What is being asked ->
Would you quote the material below in full and unchanged?

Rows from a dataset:

[start]

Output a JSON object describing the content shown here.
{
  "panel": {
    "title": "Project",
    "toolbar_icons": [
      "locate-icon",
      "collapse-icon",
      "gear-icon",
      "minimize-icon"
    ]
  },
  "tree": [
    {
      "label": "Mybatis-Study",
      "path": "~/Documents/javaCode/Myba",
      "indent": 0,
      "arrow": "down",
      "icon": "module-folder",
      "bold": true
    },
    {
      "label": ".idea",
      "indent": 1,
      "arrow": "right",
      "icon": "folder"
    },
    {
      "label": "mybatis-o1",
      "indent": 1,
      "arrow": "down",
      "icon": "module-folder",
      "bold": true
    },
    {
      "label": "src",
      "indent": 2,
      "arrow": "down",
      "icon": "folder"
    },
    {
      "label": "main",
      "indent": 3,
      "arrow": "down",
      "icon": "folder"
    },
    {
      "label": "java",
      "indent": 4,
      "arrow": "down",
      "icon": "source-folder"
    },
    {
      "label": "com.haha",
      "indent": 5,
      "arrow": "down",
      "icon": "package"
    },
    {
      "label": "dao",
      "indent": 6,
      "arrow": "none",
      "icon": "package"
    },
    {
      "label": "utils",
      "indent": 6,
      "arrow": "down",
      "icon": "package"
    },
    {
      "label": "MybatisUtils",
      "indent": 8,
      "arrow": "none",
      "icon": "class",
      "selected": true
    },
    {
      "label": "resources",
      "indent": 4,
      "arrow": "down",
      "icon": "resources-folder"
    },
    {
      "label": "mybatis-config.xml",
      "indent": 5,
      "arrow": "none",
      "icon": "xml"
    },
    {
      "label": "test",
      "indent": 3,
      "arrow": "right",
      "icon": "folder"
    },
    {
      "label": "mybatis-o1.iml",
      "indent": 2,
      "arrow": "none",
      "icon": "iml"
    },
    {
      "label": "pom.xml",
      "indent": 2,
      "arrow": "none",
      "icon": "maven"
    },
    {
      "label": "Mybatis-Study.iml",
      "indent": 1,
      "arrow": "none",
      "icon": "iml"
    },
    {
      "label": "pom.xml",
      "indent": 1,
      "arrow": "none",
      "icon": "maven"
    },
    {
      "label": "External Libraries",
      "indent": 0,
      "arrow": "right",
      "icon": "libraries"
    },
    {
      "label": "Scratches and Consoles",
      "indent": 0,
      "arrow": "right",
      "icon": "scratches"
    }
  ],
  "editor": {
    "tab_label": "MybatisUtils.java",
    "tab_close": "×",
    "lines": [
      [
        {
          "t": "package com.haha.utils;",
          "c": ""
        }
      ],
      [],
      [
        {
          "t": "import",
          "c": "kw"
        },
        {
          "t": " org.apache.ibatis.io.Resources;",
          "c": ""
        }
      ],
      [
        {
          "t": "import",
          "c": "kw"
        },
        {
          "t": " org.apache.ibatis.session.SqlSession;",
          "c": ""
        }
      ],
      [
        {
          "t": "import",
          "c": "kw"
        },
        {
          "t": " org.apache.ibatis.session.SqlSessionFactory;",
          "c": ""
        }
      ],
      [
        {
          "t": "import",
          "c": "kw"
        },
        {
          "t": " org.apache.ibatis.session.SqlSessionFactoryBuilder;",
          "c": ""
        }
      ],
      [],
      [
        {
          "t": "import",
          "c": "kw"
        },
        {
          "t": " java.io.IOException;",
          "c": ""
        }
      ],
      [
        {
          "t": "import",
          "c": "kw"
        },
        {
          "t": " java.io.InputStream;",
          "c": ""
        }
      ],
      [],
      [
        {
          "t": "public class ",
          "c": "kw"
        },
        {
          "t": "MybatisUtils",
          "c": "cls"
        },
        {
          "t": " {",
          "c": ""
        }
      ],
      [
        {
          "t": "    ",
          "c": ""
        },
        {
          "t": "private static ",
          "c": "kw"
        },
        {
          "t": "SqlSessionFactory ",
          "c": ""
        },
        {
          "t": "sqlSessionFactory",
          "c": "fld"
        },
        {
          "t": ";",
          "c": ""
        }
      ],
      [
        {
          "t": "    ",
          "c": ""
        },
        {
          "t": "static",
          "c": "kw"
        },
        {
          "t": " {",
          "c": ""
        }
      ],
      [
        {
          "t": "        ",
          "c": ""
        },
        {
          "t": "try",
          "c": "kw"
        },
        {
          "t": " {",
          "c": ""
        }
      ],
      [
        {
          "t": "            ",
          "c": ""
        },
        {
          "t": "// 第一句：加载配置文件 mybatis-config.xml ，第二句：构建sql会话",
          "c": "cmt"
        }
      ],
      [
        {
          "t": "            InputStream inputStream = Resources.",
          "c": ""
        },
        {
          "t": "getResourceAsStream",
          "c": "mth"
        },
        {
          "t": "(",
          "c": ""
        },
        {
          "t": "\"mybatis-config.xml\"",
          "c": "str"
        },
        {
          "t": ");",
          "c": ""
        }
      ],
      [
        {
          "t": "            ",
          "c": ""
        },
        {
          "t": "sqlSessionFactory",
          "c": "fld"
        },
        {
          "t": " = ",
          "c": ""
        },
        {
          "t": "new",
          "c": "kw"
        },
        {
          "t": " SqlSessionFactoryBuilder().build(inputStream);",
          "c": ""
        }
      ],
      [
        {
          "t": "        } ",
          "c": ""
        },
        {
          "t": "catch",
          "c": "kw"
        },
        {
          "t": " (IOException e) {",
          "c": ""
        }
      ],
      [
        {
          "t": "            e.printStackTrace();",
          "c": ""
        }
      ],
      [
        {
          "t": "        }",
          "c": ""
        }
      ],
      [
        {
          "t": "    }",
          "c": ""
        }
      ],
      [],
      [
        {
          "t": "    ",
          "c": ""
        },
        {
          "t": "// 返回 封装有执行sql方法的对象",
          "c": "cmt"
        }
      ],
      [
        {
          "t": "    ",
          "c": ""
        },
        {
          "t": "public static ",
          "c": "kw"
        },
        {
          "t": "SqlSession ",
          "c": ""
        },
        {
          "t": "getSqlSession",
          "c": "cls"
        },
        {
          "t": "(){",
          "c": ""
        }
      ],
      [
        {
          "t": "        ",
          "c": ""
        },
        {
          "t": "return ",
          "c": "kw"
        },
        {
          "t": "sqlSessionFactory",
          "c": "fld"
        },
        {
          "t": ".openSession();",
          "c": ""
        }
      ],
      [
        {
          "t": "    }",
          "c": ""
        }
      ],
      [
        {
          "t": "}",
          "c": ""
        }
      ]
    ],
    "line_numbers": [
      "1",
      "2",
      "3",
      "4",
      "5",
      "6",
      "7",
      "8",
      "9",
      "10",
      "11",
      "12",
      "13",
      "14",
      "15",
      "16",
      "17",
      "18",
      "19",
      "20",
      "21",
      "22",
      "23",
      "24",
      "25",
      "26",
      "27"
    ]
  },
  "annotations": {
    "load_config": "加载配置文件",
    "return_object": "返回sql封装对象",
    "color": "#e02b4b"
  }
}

[end]

Task output ->
Output a JSON object describing the content shown here.
{
  "panel": {
    "title": "Project",
    "toolbar_icons": [
      "locate-icon",
      "collapse-icon",
      "gear-icon",
      "minimize-icon"
    ]
  },
  "tree": [
    {
      "label": "Mybatis-Study",
      "path": "~/Documents/javaCode/Myba",
      "indent": 0,
      "arrow": "down",
      "icon": "module-folder",
      "bold": true
    },
    {
      "label": ".idea",
      "indent": 1,
      "arrow": "right",
      "icon": "folder"
    },
    {
      "label": "mybatis-o1",
      "indent": 1,
      "arrow": "down",
      "icon": "module-folder",
      "bold": true
    },
    {
      "label": "src",
      "indent": 2,
      "arrow": "down",
      "icon": "folder"
    },
    {
      "label": "main",
      "indent": 3,
      "arrow": "down",
      "icon": "folder"
    },
    {
      "label": "java",
      "indent": 4,
      "arrow": "down",
      "icon": "source-folder"
    },
    {
      "label": "com.haha",
      "indent": 5,
      "arrow": "down",
      "icon": "package"
    },
    {
      "label": "dao",
      "indent": 6,
      "arrow": "none",
      "icon": "package"
    },
    {
      "label": "utils",
      "indent": 6,
      "arrow": "down",
      "icon": "package"
    },
    {
      "label": "MybatisUtils",
      "indent": 8,
      "arrow": "none",
      "icon": "class",
      "selected": true
    },
    {
      "label": "resources",
      "indent": 4,
      "arrow": "down",
      "icon": "resources-folder"
    },
    {
      "label": "mybatis-config.xml",
      "indent": 5,
      "arrow": "none",
      "icon": "xml"
    },
    {
      "label": "test",
      "indent": 3,
      "arrow": "right",
      "icon": "folder"
    },
    {
      "label": "mybatis-o1.iml",
      "indent": 2,
      "arrow": "none",
      "icon": "iml"
    },
    {
      "label": "pom.xml",
      "indent": 2,
      "arrow": "none",
      "icon": "maven"
    },
    {
      "label": "Mybatis-Study.iml",
      "indent": 1,
      "arrow": "none",
      "icon": "iml"
    },
    {
      "label": "pom.xml",
      "indent": 1,
      "arrow": "none",
      "icon": "maven"
    },
    {
      "label": "External Libraries",
      "indent": 0,
      "arrow": "right",
      "icon": "libraries"
    },
    {
      "label": "Scratches and Consoles",
      "indent": 0,
      "arrow": "right",
      "icon": "scratches"
    }
  ],
  "editor": {
    "tab_label": "MybatisUtils.java",
    "tab_close": "×",
    "lines": [
      [
        {
          "t": "package com.haha.utils;",
          "c": ""
        }
      ],
      [],
      [
        {
          "t": "import",
          "c": "kw"
        },
        {
          "t": " org.apache.ibatis.io.Resources;",
          "c": ""
        }
      ],
      [
        {
          "t": "import",
          "c": "kw"
        },
        {
          "t": " org.apache.ibatis.session.SqlSession;",
          "c": ""
        }
      ],
      [
        {
          "t": "import",
          "c": "kw"
        },
        {
          "t": " org.apache.ibatis.session.SqlSessionFactory;",
          "c": ""
        }
      ],
      [
        {
          "t": "import",
          "c": "kw"
        },
        {
          "t": " org.apache.ibatis.session.SqlSessionFactoryBuilder;",
          "c": ""
        }
      ],
      [],
      [
        {
          "t": "import",
          "c": "kw"
        },
        {
          "t": " java.io.IOException;",
          "c": ""
        }
      ],
      [
        {
          "t": "import",
          "c": "kw"
        },
        {
          "t": " java.io.InputStream;",
          "c": ""
        }
      ],
      [],
      [
        {
          "t": "public class ",
          "c": "kw"
        },
        {
          "t": "MybatisUtils",
          "c": "cls"
        },
        {
          "t": " {",
          "c": ""
        }
      ],
      [
        {
          "t": "    ",
          "c": ""
        },
        {
          "t": "private static ",
          "c": "kw"
        },
        {
          "t": "SqlSessionFactory ",
          "c": ""
        },
        {
          "t": "sqlSessionFactory",
          "c": "fld"
        },
        {
          "t": ";",
          "c": ""
        }
      ],
      [
        {
          "t": "    ",
          "c": ""
        },
        {
          "t": "static",
          "c": "kw"
        },
        {
          "t": " {",
          "c": ""
        }
      ],
      [
        {
          "t": "        ",
          "c": ""
        },
        {
          "t": "try",
          "c": "kw"
        },
        {
          "t": " {",
          "c": ""
        }
      ],
      [
        {
          "t": "            ",
          "c": ""
        },
        {
          "t": "// 第一句：加载配置文件 mybatis-config.xml ，第二句：构建sql会话",
          "c": "cmt"
        }
      ],
      [
        {
          "t": "            InputStream inputStream = Resources.",
          "c": ""
        },
        {
          "t": "getResourceAsStream",
          "c": "mth"
        },
        {
          "t": "(",
          "c": ""
        },
        {
          "t": "\"mybatis-config.xml\"",
          "c": "str"
        },
        {
          "t": ");",
          "c": ""
        }
      ],
      [
        {
          "t": "            ",
          "c": ""
        },
        {
          "t": "sqlSessionFactory",
          "c": "fld"
        },
        {
          "t": " = ",
          "c": ""
        },
        {
          "t": "new",
          "c": "kw"
        },
        {
          "t": " SqlSessionFactoryBuilder().build(inputStream);",
          "c": ""
        }
      ],
      [
        {
          "t": "        } ",
          "c": ""
        },
        {
          "t": "catch",
          "c": "kw"
        },
        {
          "t": " (IOException e) {",
          "c": ""
        }
      ],
      [
        {
          "t": "            e.printStackTrace();",
          "c": ""
        }
      ],
      [
        {
          "t": "        }",
          "c": ""
        }
      ],
      [
        {
          "t": "    }",
          "c": ""
        }
      ],
      [],
      [
        {
          "t": "    ",
          "c": ""
        },
        {
          "t": "// 返回 封装有执行sql方法的对象",
          "c": "cmt"
        }
      ],
      [
        {
          "t": "    ",
          "c": ""
        },
        {
          "t": "public static ",
          "c": "kw"
        },
        {
          "t": "SqlSession ",
          "c": ""
        },
        {
          "t": "getSqlSession",
          "c": "cls"
        },
        {
          "t": "(){",
          "c": ""
        }
      ],
      [
        {
          "t": "        ",
          "c": ""
        },
        {
          "t": "return ",
          "c": "kw"
        },
        {
          "t": "sqlSessionFactory",
          "c": "fld"
        },
        {
          "t": ".openSession();",
          "c": ""
        }
      ],
      [
        {
          "t": "    }",
          "c": ""
        }
      ],
      [
        {
          "t": "}",
          "c": ""
        }
      ]
    ],
    "line_numbers": [
      "1",
      "2",
      "3",
      "4",
      "5",
      "6",
      "7",
      "8",
      "9",
      "10",
      "11",
      "12",
      "13",
      "14",
      "15",
      "16",
      "17",
      "18",
      "19",
      "20",
      "21",
      "22",
      "23",
      "24",
      "25",
      "26",
      "27"
    ]
  },
  "annotations": {
    "load_config": "加载配置文件",
    "return_object": "返回sql封装对象",
    "color": "#e02b4b"
  }
}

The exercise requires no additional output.